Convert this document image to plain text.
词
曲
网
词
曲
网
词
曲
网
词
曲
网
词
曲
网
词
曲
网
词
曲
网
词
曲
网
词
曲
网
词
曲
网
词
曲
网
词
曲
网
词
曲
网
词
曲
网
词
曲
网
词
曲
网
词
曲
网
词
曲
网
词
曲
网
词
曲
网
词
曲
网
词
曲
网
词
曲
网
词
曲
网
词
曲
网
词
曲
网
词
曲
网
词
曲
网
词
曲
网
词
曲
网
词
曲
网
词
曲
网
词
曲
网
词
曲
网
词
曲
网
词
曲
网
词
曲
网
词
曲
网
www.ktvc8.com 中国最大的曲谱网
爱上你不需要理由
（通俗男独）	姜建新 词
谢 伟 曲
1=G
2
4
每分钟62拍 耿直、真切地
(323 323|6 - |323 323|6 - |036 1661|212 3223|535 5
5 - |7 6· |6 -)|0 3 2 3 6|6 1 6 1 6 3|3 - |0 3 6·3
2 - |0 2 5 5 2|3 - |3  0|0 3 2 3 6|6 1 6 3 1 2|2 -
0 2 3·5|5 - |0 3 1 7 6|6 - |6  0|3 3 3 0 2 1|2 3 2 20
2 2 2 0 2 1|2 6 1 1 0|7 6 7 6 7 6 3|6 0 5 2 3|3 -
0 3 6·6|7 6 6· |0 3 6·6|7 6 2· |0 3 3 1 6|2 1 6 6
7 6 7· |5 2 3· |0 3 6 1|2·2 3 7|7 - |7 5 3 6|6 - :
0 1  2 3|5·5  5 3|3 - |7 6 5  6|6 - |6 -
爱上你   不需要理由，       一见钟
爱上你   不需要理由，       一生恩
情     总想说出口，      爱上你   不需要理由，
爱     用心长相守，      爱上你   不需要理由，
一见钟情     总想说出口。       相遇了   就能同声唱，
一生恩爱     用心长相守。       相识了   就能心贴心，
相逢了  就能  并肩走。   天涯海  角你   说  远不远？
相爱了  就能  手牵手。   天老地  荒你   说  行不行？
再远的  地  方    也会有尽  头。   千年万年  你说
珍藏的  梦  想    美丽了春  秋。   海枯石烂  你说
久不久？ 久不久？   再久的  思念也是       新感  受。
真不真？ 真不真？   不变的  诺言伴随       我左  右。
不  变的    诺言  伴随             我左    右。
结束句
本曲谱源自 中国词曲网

» WHAT IS REQUIRED
Write the complete data out, exactly as above.

» ANSWER TO THE EXERCISE
Convert this document image to plain text.
词
曲
网
词
曲
网
词
曲
网
词
曲
网
词
曲
网
词
曲
网
词
曲
网
词
曲
网
词
曲
网
词
曲
网
词
曲
网
词
曲
网
词
曲
网
词
曲
网
词
曲
网
词
曲
网
词
曲
网
词
曲
网
词
曲
网
词
曲
网
词
曲
网
词
曲
网
词
曲
网
词
曲
网
词
曲
网
词
曲
网
词
曲
网
词
曲
网
词
曲
网
词
曲
网
词
曲
网
词
曲
网
词
曲
网
词
曲
网
词
曲
网
词
曲
网
词
曲
网
词
曲
网
www.ktvc8.com 中国最大的曲谱网
爱上你不需要理由
（通俗男独）	姜建新 词
谢 伟 曲
1=G
2
4
每分钟62拍 耿直、真切地
(323 323|6 - |323 323|6 - |036 1661|212 3223|535 5
5 - |7 6· |6 -)|0 3 2 3 6|6 1 6 1 6 3|3 - |0 3 6·3
2 - |0 2 5 5 2|3 - |3  0|0 3 2 3 6|6 1 6 3 1 2|2 -
0 2 3·5|5 - |0 3 1 7 6|6 - |6  0|3 3 3 0 2 1|2 3 2 20
2 2 2 0 2 1|2 6 1 1 0|7 6 7 6 7 6 3|6 0 5 2 3|3 -
0 3 6·6|7 6 6· |0 3 6·6|7 6 2· |0 3 3 1 6|2 1 6 6
7 6 7· |5 2 3· |0 3 6 1|2·2 3 7|7 - |7 5 3 6|6 - :
0 1  2 3|5·5  5 3|3 - |7 6 5  6|6 - |6 -
爱上你   不需要理由，       一见钟
爱上你   不需要理由，       一生恩
情     总想说出口，      爱上你   不需要理由，
爱     用心长相守，      爱上你   不需要理由，
一见钟情     总想说出口。       相遇了   就能同声唱，
一生恩爱     用心长相守。       相识了   就能心贴心，
相逢了  就能  并肩走。   天涯海  角你   说  远不远？
相爱了  就能  手牵手。   天老地  荒你   说  行不行？
再远的  地  方    也会有尽  头。   千年万年  你说
珍藏的  梦  想    美丽了春  秋。   海枯石烂  你说
久不久？ 久不久？   再久的  思念也是       新感  受。
真不真？ 真不真？   不变的  诺言伴随       我左  右。
不  变的    诺言  伴随             我左    右。
结束句
本曲谱源自 中国词曲网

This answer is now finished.